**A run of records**
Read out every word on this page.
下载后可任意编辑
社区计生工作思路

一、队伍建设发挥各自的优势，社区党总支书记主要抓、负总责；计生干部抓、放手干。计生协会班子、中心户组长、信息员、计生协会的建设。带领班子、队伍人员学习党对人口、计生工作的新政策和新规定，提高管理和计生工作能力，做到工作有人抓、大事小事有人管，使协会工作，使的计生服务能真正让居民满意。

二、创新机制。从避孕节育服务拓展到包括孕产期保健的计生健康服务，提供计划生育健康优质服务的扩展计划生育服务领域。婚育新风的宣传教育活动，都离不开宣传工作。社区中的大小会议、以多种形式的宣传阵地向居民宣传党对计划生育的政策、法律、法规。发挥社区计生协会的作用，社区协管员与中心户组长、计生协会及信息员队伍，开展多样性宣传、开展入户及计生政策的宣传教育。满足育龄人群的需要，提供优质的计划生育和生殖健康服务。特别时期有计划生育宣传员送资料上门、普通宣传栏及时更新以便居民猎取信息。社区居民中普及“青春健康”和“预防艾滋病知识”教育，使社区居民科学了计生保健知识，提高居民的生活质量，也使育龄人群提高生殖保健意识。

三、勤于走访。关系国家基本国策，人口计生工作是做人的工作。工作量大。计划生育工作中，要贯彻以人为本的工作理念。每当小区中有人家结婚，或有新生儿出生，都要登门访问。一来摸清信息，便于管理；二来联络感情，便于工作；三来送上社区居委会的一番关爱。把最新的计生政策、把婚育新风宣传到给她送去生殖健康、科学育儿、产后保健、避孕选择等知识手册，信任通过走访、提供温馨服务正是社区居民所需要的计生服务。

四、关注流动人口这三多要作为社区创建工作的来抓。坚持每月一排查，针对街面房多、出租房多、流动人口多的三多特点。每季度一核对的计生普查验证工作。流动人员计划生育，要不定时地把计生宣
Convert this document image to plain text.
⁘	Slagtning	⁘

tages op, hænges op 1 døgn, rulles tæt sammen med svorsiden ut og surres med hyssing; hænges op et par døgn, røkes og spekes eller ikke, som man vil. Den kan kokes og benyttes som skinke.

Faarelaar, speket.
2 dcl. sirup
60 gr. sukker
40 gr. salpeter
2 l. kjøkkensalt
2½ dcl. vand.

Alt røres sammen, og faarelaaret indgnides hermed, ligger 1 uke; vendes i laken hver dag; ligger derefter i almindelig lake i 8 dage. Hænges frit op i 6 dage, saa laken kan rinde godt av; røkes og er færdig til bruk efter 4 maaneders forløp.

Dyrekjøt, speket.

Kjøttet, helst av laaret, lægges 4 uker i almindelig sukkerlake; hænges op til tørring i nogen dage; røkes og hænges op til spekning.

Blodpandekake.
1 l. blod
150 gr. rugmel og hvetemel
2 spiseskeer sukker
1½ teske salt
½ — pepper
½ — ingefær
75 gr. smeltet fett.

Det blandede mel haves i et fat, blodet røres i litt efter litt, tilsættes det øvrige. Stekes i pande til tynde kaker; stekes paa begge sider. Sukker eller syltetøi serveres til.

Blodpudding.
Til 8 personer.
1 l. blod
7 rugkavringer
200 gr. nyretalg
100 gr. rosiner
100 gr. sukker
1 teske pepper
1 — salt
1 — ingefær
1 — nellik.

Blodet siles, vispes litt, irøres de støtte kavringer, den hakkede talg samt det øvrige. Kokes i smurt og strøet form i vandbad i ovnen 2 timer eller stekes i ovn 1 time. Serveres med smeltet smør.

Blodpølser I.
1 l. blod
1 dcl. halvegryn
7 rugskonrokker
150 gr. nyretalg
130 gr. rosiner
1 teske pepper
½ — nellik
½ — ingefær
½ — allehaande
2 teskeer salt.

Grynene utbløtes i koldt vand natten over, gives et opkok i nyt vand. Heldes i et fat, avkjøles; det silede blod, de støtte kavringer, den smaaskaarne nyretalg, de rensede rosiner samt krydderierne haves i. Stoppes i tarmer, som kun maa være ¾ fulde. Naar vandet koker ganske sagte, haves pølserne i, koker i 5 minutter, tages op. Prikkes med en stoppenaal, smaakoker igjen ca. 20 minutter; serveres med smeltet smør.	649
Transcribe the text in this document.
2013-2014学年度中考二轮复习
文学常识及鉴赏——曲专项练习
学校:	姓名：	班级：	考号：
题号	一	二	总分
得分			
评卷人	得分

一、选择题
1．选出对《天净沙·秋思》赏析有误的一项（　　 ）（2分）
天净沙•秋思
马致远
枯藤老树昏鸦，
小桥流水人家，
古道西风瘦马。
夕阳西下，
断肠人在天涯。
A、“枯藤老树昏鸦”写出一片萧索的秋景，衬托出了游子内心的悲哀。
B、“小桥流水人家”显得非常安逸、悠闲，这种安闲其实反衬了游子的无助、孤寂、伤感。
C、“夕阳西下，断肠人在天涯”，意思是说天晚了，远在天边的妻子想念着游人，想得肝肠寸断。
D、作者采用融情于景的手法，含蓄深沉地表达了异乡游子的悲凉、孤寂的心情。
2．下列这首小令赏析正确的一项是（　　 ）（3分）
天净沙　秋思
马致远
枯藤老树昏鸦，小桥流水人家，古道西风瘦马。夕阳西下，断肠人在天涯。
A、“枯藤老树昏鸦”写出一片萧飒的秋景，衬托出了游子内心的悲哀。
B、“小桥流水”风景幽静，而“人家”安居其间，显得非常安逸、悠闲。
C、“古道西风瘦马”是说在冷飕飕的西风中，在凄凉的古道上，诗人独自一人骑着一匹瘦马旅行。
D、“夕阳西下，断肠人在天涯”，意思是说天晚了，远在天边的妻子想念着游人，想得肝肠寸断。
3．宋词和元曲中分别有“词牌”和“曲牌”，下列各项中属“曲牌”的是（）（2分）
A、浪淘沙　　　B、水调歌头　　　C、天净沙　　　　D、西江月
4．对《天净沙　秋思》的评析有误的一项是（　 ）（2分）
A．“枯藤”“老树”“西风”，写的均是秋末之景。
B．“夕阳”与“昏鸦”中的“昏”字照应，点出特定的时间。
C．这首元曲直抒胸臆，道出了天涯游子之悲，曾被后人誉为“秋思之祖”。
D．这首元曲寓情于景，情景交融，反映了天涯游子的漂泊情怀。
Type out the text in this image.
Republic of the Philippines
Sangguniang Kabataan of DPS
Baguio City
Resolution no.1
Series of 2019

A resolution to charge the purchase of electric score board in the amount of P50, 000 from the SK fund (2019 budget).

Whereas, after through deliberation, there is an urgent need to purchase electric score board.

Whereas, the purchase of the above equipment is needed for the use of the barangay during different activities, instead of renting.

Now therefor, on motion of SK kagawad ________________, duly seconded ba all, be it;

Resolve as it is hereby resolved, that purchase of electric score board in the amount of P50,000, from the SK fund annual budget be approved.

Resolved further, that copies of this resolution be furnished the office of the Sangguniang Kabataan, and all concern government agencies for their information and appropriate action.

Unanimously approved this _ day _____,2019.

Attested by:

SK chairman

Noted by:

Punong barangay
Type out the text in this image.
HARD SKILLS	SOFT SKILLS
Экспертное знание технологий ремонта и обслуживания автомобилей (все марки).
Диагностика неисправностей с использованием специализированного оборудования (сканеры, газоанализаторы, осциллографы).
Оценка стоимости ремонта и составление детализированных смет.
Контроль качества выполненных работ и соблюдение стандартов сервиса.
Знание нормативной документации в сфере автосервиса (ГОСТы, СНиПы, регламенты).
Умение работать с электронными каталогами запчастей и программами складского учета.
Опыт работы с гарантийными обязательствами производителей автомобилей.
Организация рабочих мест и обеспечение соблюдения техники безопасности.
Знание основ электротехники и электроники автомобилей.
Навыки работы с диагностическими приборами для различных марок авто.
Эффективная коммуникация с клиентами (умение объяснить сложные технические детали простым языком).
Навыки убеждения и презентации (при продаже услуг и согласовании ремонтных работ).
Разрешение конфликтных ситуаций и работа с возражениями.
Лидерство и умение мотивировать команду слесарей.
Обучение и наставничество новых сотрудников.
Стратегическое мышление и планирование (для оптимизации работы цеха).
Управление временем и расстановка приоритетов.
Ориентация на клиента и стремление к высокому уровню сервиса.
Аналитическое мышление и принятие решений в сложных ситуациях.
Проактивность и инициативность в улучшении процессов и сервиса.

**REQUIREMENT**
Lines that include the word "from" — how many are there in the data? Answer with the number alone.

**RESPONSE TO THE EXERCISE**
2